» Aim:
Exact reproduction of the data is required, with images excluded.

» Items from a figure collection:
━━━━━━
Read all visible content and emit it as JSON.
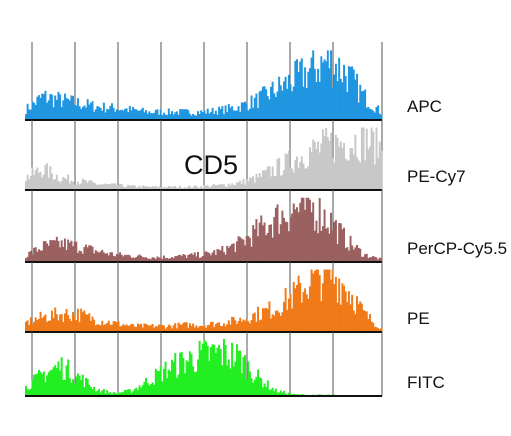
{
  "chart_data": {
    "type": "area",
    "title": "",
    "marker": "CD5",
    "xlabel": "",
    "ylabel": "",
    "x": [
      0,
      0.05,
      0.1,
      0.15,
      0.2,
      0.25,
      0.3,
      0.35,
      0.4,
      0.45,
      0.5,
      0.55,
      0.6,
      0.65,
      0.7,
      0.75,
      0.8,
      0.85,
      0.9,
      0.95,
      1
    ],
    "xlim": [
      0,
      1
    ],
    "ylim": [
      0,
      1
    ],
    "grid": true,
    "series": [
      {
        "name": "APC",
        "color": "#2196e0",
        "values": [
          0.15,
          0.35,
          0.3,
          0.25,
          0.2,
          0.18,
          0.15,
          0.12,
          0.12,
          0.12,
          0.12,
          0.15,
          0.2,
          0.3,
          0.45,
          0.6,
          0.75,
          0.9,
          0.7,
          0.35,
          0.1
        ]
      },
      {
        "name": "PE-Cy7",
        "color": "#c8c8c8",
        "values": [
          0.2,
          0.35,
          0.2,
          0.15,
          0.1,
          0.08,
          0.06,
          0.05,
          0.05,
          0.05,
          0.06,
          0.08,
          0.12,
          0.2,
          0.35,
          0.5,
          0.65,
          0.75,
          0.8,
          0.85,
          0.7
        ]
      },
      {
        "name": "PerCP-Cy5.5",
        "color": "#9b6060",
        "values": [
          0.1,
          0.25,
          0.3,
          0.25,
          0.18,
          0.12,
          0.1,
          0.08,
          0.08,
          0.1,
          0.12,
          0.18,
          0.3,
          0.5,
          0.7,
          0.85,
          0.9,
          0.7,
          0.35,
          0.12,
          0.04
        ]
      },
      {
        "name": "PE",
        "color": "#f07a18",
        "values": [
          0.15,
          0.25,
          0.3,
          0.3,
          0.2,
          0.15,
          0.1,
          0.1,
          0.1,
          0.12,
          0.12,
          0.15,
          0.2,
          0.3,
          0.4,
          0.6,
          0.85,
          1,
          0.75,
          0.3,
          0.05
        ]
      },
      {
        "name": "FITC",
        "color": "#22ee22",
        "values": [
          0.15,
          0.4,
          0.55,
          0.35,
          0.12,
          0.05,
          0.1,
          0.3,
          0.5,
          0.65,
          0.75,
          0.8,
          0.7,
          0.35,
          0.1,
          0.03,
          0.02,
          0.02,
          0.01,
          0.01,
          0
        ]
      }
    ]
  }
}
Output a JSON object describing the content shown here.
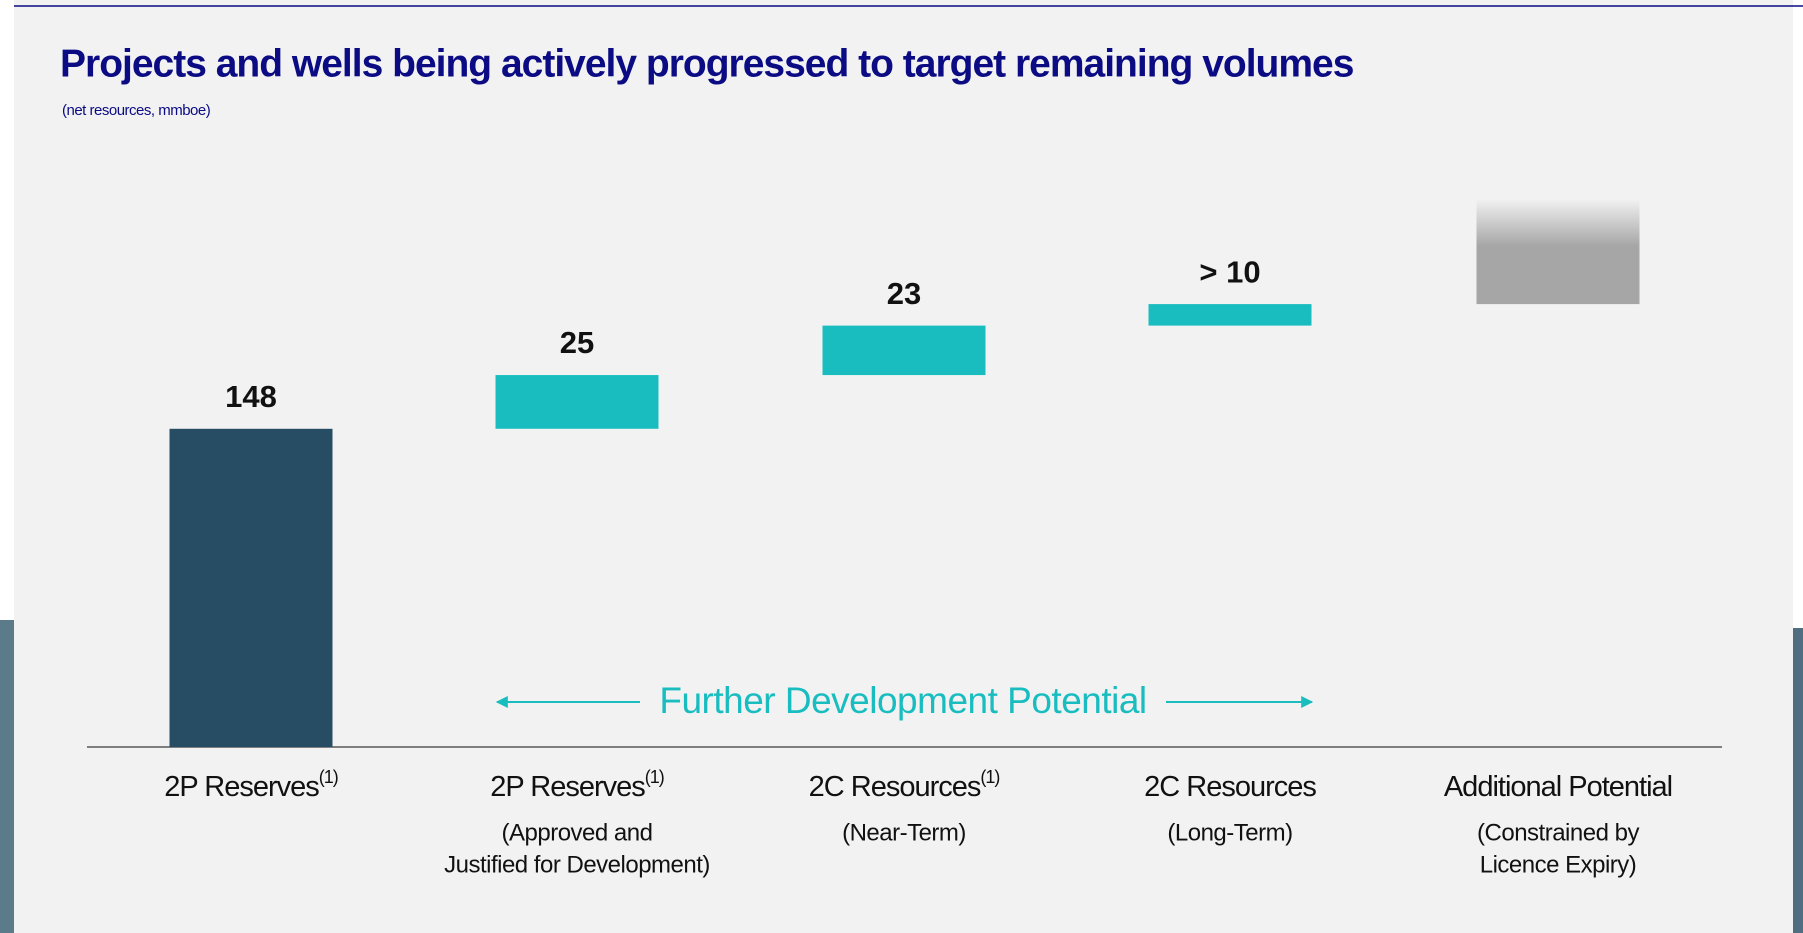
{
  "chart_data": {
    "type": "waterfall",
    "title": "Projects and wells being actively progressed to target remaining volumes",
    "subtitle": "(net resources, mmboe)",
    "categories": [
      "2P Reserves",
      "2P Reserves",
      "2C Resources",
      "2C Resources",
      "Additional Potential"
    ],
    "category_notes": [
      "(1)",
      "(1)",
      "(1)",
      null,
      null
    ],
    "category_sublabels": [
      [],
      [
        "(Approved and",
        "Justified for Development)"
      ],
      [
        "(Near-Term)"
      ],
      [
        "(Long-Term)"
      ],
      [
        "(Constrained by",
        "Licence Expiry)"
      ]
    ],
    "values": [
      148,
      25,
      23,
      10,
      49
    ],
    "value_labels": [
      "148",
      "25",
      "23",
      "> 10",
      null
    ],
    "colors": [
      "#264d63",
      "#19bdc0",
      "#19bdc0",
      "#19bdc0",
      "#a6a6a6"
    ],
    "faded": [
      false,
      false,
      false,
      false,
      true
    ],
    "annotation": "Further Development Potential",
    "annotation_color": "#19bdc0"
  }
}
━━━━━━
» Response to the task:
Read all visible content and emit it as JSON.
{
  "chart_data": {
    "type": "area",
    "title": "",
    "marker": "CD5",
    "xlabel": "",
    "ylabel": "",
    "x": [
      0,
      0.05,
      0.1,
      0.15,
      0.2,
      0.25,
      0.3,
      0.35,
      0.4,
      0.45,
      0.5,
      0.55,
      0.6,
      0.65,
      0.7,
      0.75,
      0.8,
      0.85,
      0.9,
      0.95,
      1
    ],
    "xlim": [
      0,
      1
    ],
    "ylim": [
      0,
      1
    ],
    "grid": true,
    "series": [
      {
        "name": "APC",
        "color": "#2196e0",
        "values": [
          0.15,
          0.35,
          0.3,
          0.25,
          0.2,
          0.18,
          0.15,
          0.12,
          0.12,
          0.12,
          0.12,
          0.15,
          0.2,
          0.3,
          0.45,
          0.6,
          0.75,
          0.9,
          0.7,
          0.35,
          0.1
        ]
      },
      {
        "name": "PE-Cy7",
        "color": "#c8c8c8",
        "values": [
          0.2,
          0.35,
          0.2,
          0.15,
          0.1,
          0.08,
          0.06,
          0.05,
          0.05,
          0.05,
          0.06,
          0.08,
          0.12,
          0.2,
          0.35,
          0.5,
          0.65,
          0.75,
          0.8,
          0.85,
          0.7
        ]
      },
      {
        "name": "PerCP-Cy5.5",
        "color": "#9b6060",
        "values": [
          0.1,
          0.25,
          0.3,
          0.25,
          0.18,
          0.12,
          0.1,
          0.08,
          0.08,
          0.1,
          0.12,
          0.18,
          0.3,
          0.5,
          0.7,
          0.85,
          0.9,
          0.7,
          0.35,
          0.12,
          0.04
        ]
      },
      {
        "name": "PE",
        "color": "#f07a18",
        "values": [
          0.15,
          0.25,
          0.3,
          0.3,
          0.2,
          0.15,
          0.1,
          0.1,
          0.1,
          0.12,
          0.12,
          0.15,
          0.2,
          0.3,
          0.4,
          0.6,
          0.85,
          1,
          0.75,
          0.3,
          0.05
        ]
      },
      {
        "name": "FITC",
        "color": "#22ee22",
        "values": [
          0.15,
          0.4,
          0.55,
          0.35,
          0.12,
          0.05,
          0.1,
          0.3,
          0.5,
          0.65,
          0.75,
          0.8,
          0.7,
          0.35,
          0.1,
          0.03,
          0.02,
          0.02,
          0.01,
          0.01,
          0
        ]
      }
    ]
  }
}
Output a JSON object describing the content shown here.
{
  "chart_data": {
    "type": "waterfall",
    "title": "Projects and wells being actively progressed to target remaining volumes",
    "subtitle": "(net resources, mmboe)",
    "categories": [
      "2P Reserves",
      "2P Reserves",
      "2C Resources",
      "2C Resources",
      "Additional Potential"
    ],
    "category_notes": [
      "(1)",
      "(1)",
      "(1)",
      null,
      null
    ],
    "category_sublabels": [
      [],
      [
        "(Approved and",
        "Justified for Development)"
      ],
      [
        "(Near-Term)"
      ],
      [
        "(Long-Term)"
      ],
      [
        "(Constrained by",
        "Licence Expiry)"
      ]
    ],
    "values": [
      148,
      25,
      23,
      10,
      49
    ],
    "value_labels": [
      "148",
      "25",
      "23",
      "> 10",
      null
    ],
    "colors": [
      "#264d63",
      "#19bdc0",
      "#19bdc0",
      "#19bdc0",
      "#a6a6a6"
    ],
    "faded": [
      false,
      false,
      false,
      false,
      true
    ],
    "annotation": "Further Development Potential",
    "annotation_color": "#19bdc0"
  }
}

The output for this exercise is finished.